## Begin PROVIDED RECORDS
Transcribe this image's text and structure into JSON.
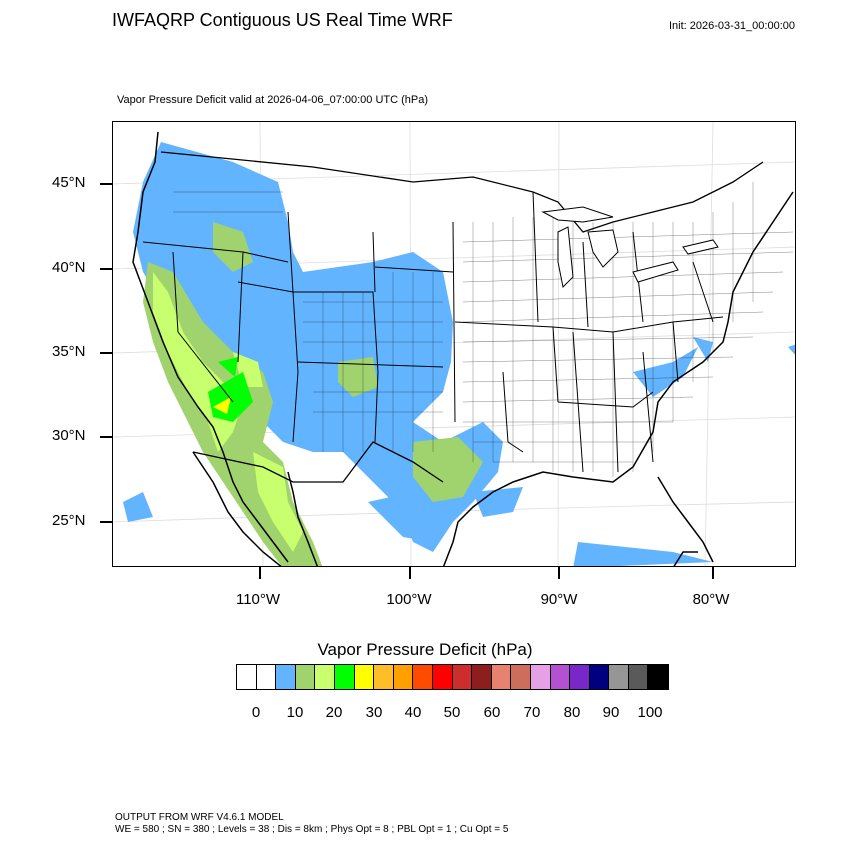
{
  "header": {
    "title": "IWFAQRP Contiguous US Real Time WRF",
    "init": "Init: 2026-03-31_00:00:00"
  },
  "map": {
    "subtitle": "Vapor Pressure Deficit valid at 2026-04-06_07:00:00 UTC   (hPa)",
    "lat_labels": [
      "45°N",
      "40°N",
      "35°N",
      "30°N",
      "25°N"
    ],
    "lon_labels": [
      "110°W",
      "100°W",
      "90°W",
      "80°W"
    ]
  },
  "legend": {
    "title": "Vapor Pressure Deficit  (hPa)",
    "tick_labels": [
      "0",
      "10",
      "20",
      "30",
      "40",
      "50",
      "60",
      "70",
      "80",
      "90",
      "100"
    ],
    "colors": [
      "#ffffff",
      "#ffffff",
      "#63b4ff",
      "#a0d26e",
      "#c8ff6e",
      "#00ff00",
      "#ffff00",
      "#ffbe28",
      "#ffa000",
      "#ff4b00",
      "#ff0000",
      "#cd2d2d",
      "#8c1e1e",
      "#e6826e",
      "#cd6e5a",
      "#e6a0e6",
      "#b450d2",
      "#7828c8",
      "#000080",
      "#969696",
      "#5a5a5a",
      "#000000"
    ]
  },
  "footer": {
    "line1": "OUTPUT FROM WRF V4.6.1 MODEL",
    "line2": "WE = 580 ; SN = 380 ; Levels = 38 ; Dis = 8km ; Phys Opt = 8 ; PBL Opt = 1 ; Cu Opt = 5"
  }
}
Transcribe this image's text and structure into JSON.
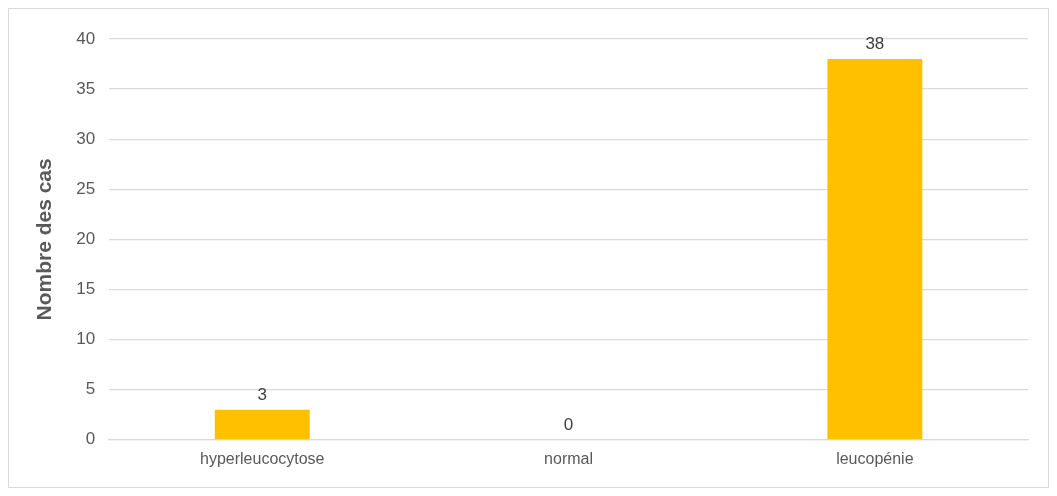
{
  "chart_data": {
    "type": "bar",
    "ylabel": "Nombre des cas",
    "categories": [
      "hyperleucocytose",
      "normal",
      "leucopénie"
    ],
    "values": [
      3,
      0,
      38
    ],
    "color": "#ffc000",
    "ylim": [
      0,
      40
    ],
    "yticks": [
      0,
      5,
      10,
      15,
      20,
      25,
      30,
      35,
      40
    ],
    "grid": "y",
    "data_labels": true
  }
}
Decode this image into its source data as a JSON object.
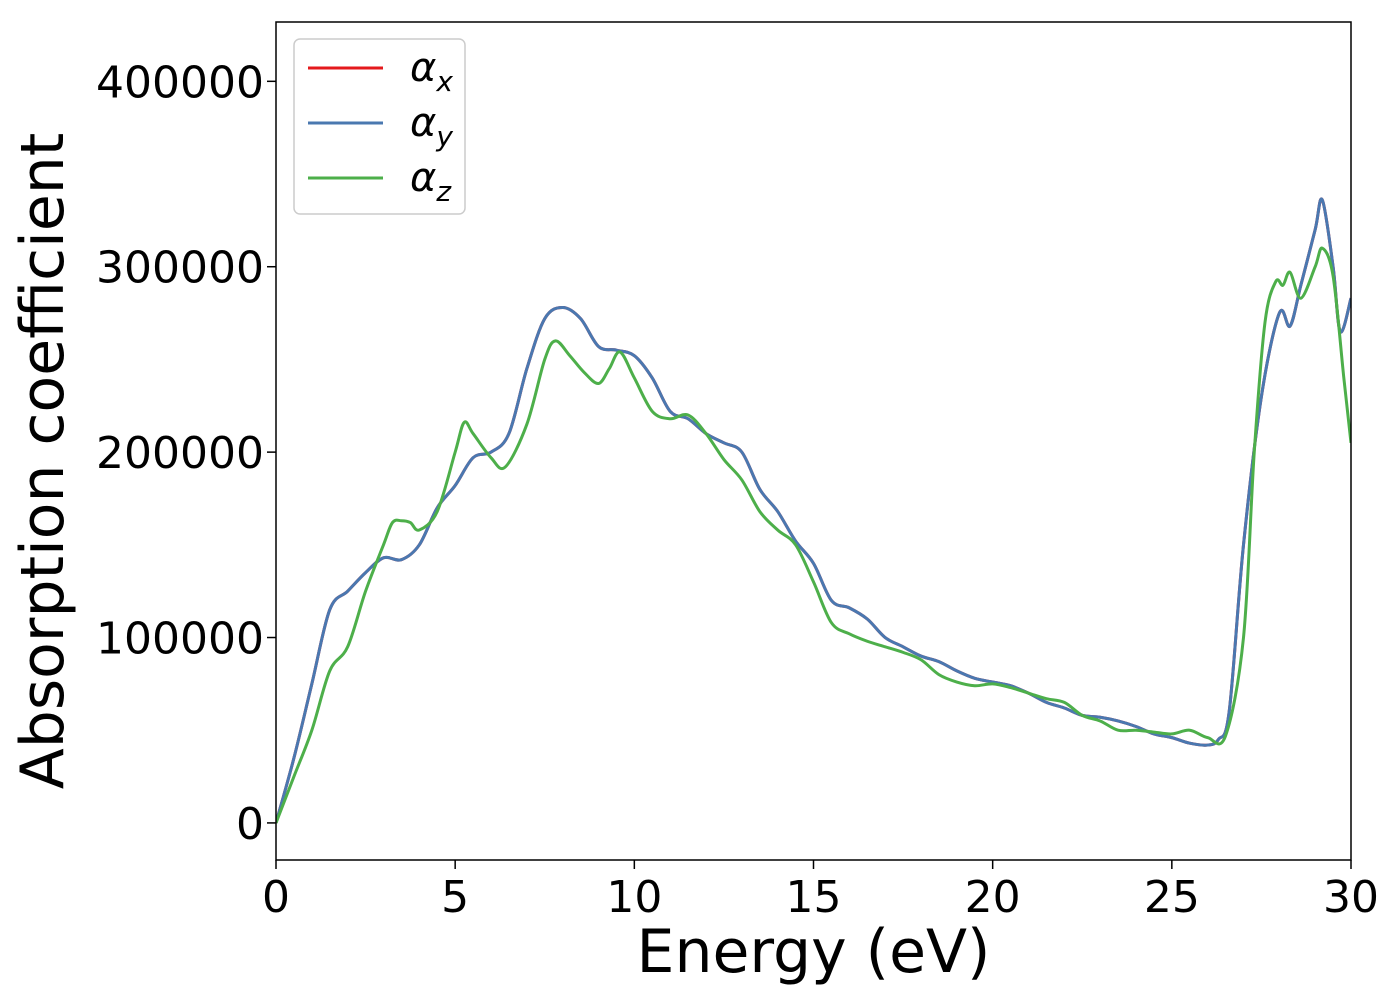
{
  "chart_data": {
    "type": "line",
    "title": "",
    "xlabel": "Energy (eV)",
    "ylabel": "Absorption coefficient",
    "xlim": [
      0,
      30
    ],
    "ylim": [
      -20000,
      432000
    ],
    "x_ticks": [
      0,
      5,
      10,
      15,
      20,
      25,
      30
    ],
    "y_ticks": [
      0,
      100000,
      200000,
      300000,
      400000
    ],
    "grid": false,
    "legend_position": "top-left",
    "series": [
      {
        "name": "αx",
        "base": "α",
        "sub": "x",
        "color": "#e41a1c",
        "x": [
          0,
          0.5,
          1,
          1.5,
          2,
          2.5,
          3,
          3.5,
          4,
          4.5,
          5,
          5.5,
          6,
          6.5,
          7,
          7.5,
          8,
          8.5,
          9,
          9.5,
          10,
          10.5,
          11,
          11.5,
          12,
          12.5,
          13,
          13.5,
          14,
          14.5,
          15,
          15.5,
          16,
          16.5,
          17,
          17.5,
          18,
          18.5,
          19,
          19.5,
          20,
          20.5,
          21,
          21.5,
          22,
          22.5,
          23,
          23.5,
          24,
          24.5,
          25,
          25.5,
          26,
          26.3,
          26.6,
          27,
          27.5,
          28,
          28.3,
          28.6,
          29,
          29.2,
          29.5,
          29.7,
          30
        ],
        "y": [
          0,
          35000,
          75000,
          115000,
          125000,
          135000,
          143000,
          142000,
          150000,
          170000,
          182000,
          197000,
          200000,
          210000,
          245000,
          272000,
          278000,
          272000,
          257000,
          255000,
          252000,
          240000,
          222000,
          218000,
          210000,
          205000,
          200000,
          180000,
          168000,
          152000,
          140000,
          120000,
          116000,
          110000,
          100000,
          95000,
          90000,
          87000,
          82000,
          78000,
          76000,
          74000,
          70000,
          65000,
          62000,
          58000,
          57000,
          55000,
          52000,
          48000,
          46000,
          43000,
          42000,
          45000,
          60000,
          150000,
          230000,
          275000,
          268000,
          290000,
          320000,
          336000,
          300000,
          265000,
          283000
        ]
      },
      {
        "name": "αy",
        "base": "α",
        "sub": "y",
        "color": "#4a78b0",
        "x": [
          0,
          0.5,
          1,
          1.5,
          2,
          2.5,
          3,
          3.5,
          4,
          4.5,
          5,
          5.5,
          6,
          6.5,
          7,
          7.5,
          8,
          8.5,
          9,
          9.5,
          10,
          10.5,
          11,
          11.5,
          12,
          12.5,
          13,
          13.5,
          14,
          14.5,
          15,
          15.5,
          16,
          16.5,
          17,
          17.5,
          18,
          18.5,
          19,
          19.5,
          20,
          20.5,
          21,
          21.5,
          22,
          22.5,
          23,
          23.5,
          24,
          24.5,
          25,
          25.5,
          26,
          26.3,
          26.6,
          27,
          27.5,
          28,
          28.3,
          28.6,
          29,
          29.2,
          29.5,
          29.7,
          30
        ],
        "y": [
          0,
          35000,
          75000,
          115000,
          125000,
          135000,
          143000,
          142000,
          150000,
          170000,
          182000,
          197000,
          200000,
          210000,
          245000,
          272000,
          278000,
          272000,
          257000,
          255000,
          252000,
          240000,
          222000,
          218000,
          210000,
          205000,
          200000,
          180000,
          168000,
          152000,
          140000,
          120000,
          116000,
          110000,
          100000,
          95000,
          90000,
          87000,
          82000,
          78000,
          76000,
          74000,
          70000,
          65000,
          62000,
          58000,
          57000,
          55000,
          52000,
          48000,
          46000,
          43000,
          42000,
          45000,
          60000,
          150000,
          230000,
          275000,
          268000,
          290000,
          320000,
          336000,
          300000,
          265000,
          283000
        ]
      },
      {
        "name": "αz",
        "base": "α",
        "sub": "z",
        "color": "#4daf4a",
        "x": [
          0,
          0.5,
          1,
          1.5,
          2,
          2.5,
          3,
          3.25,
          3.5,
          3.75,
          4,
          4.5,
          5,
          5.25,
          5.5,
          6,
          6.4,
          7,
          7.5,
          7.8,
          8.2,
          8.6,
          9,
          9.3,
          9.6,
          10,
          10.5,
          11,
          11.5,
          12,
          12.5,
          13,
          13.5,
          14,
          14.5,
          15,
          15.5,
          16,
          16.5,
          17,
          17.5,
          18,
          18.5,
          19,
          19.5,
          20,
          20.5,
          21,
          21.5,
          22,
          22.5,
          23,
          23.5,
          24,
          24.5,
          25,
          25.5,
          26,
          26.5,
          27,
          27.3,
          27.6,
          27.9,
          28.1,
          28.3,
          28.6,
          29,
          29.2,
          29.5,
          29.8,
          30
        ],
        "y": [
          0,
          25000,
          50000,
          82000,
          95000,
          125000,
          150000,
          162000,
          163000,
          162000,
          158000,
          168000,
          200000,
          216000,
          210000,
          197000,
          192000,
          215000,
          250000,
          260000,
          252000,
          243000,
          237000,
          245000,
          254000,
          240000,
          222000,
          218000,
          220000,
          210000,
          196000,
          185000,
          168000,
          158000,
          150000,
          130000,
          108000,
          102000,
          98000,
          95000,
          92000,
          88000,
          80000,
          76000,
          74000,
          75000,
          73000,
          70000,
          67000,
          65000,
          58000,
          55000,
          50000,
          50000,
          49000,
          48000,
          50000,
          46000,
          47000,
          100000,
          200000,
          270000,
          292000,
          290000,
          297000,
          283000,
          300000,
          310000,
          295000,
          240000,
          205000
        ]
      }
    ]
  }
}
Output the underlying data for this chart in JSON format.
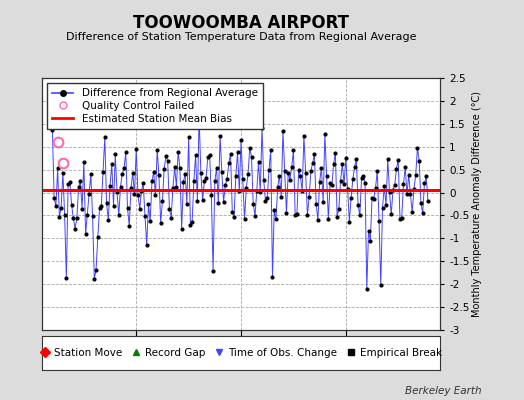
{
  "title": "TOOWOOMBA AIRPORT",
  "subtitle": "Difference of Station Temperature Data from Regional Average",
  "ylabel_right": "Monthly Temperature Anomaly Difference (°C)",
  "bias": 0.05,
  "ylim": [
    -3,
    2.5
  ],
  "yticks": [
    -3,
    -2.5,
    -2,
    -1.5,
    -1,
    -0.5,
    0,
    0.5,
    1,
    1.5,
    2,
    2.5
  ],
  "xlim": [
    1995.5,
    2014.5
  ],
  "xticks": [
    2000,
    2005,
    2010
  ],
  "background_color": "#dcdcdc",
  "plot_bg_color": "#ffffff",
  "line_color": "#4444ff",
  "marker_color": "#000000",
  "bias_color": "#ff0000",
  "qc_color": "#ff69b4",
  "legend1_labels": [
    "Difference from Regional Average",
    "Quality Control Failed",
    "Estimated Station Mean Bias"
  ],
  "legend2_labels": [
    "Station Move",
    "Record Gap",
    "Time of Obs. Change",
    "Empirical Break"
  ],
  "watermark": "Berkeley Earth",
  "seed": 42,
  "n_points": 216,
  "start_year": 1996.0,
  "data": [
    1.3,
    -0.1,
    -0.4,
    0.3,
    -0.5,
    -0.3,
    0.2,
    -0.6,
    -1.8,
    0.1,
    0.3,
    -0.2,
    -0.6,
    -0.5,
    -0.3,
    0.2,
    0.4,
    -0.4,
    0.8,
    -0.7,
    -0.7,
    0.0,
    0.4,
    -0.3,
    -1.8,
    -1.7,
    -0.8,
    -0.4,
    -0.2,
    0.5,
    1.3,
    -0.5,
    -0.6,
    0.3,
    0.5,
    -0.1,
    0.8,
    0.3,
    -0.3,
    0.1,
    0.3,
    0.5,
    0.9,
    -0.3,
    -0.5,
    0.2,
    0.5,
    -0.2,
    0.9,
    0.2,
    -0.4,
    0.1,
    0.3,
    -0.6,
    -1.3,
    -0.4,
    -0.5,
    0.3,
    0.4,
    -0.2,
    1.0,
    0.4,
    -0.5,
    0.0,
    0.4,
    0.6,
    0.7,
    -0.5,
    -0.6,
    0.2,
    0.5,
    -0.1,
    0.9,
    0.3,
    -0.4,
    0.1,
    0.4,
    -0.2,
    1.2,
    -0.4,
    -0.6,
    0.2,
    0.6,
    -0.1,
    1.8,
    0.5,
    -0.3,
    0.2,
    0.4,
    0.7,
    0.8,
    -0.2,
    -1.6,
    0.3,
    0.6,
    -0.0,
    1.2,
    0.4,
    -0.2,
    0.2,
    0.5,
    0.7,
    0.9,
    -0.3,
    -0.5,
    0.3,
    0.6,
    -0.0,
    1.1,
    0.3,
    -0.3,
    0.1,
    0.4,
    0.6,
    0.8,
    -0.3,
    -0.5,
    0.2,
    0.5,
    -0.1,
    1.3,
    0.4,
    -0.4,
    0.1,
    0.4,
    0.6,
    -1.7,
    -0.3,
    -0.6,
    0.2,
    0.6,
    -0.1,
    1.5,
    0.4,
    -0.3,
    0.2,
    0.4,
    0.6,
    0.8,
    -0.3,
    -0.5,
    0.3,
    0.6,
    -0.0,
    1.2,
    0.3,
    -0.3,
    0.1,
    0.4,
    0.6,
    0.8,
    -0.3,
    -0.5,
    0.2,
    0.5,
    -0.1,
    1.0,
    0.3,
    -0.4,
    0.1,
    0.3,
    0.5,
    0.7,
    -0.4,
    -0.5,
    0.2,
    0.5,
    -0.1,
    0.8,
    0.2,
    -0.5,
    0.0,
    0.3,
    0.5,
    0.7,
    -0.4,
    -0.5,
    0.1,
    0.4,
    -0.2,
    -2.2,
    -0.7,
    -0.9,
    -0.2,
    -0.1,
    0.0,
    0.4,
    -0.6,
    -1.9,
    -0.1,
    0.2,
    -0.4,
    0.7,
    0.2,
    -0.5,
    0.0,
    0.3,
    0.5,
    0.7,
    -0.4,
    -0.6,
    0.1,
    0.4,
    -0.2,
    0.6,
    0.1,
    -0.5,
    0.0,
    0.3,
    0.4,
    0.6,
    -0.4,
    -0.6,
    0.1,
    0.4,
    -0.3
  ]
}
## End PROVIDED RECORDS
GOAL OF THE EXERCISE:
Look over the material above and show each line where "Vapor" appears.

ANSWER TO THE TASK:
    "subtitle": "Vapor Pressure Deficit valid at 2026-04-06_07:00:00 UTC   (hPa)",
    "title": "Vapor Pressure Deficit  (hPa)",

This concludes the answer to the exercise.